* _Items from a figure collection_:
------------------------
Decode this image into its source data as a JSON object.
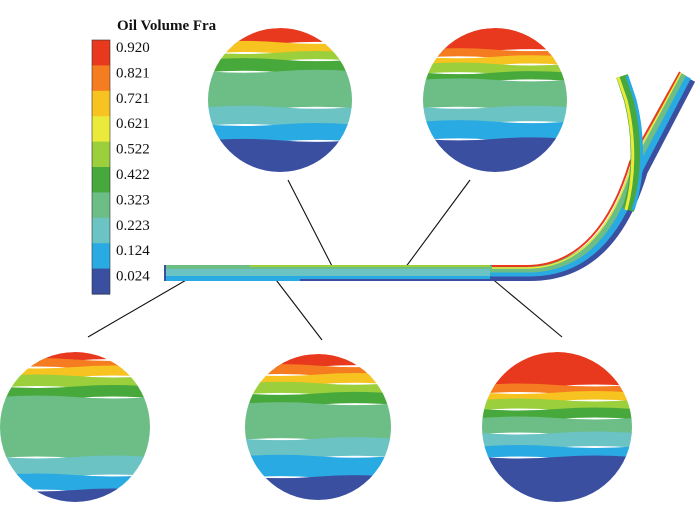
{
  "legend": {
    "title": "Oil Volume Fra",
    "values": [
      "0.920",
      "0.821",
      "0.721",
      "0.621",
      "0.522",
      "0.422",
      "0.323",
      "0.223",
      "0.124",
      "0.024"
    ],
    "colors": [
      "#e8381d",
      "#f57c21",
      "#f6c321",
      "#eaea3a",
      "#9bcf3c",
      "#47a83b",
      "#6cbd86",
      "#6cc3c4",
      "#2aaae2",
      "#3b4fa1"
    ]
  },
  "cross_sections": [
    {
      "id": "top-left",
      "bands": [
        [
          0.0,
          0.1,
          0
        ],
        [
          0.1,
          0.17,
          2
        ],
        [
          0.17,
          0.22,
          4
        ],
        [
          0.22,
          0.3,
          5
        ],
        [
          0.3,
          0.55,
          6
        ],
        [
          0.55,
          0.67,
          7
        ],
        [
          0.67,
          0.78,
          8
        ],
        [
          0.78,
          1.0,
          9
        ]
      ]
    },
    {
      "id": "top-right",
      "bands": [
        [
          0.0,
          0.15,
          0
        ],
        [
          0.15,
          0.2,
          1
        ],
        [
          0.2,
          0.25,
          2
        ],
        [
          0.25,
          0.31,
          4
        ],
        [
          0.31,
          0.36,
          5
        ],
        [
          0.36,
          0.55,
          6
        ],
        [
          0.55,
          0.65,
          7
        ],
        [
          0.65,
          0.77,
          8
        ],
        [
          0.77,
          1.0,
          9
        ]
      ]
    },
    {
      "id": "bottom-left",
      "bands": [
        [
          0.0,
          0.05,
          0
        ],
        [
          0.05,
          0.1,
          1
        ],
        [
          0.1,
          0.16,
          2
        ],
        [
          0.16,
          0.23,
          4
        ],
        [
          0.23,
          0.3,
          5
        ],
        [
          0.3,
          0.7,
          6
        ],
        [
          0.7,
          0.82,
          7
        ],
        [
          0.82,
          0.92,
          8
        ],
        [
          0.92,
          1.0,
          9
        ]
      ]
    },
    {
      "id": "bottom-middle",
      "bands": [
        [
          0.0,
          0.08,
          0
        ],
        [
          0.08,
          0.14,
          1
        ],
        [
          0.14,
          0.2,
          2
        ],
        [
          0.2,
          0.27,
          4
        ],
        [
          0.27,
          0.34,
          5
        ],
        [
          0.34,
          0.58,
          6
        ],
        [
          0.58,
          0.7,
          7
        ],
        [
          0.7,
          0.84,
          8
        ],
        [
          0.84,
          1.0,
          9
        ]
      ]
    },
    {
      "id": "bottom-right",
      "bands": [
        [
          0.0,
          0.22,
          0
        ],
        [
          0.22,
          0.27,
          1
        ],
        [
          0.27,
          0.32,
          2
        ],
        [
          0.32,
          0.38,
          4
        ],
        [
          0.38,
          0.44,
          5
        ],
        [
          0.44,
          0.54,
          6
        ],
        [
          0.54,
          0.63,
          7
        ],
        [
          0.63,
          0.7,
          8
        ],
        [
          0.7,
          1.0,
          9
        ]
      ]
    }
  ]
}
------------------------
* _Set problem_: Your answer should be a single number: the count of lines in the listing that contain the word "bottom".

* _Answer to this exercise_: 3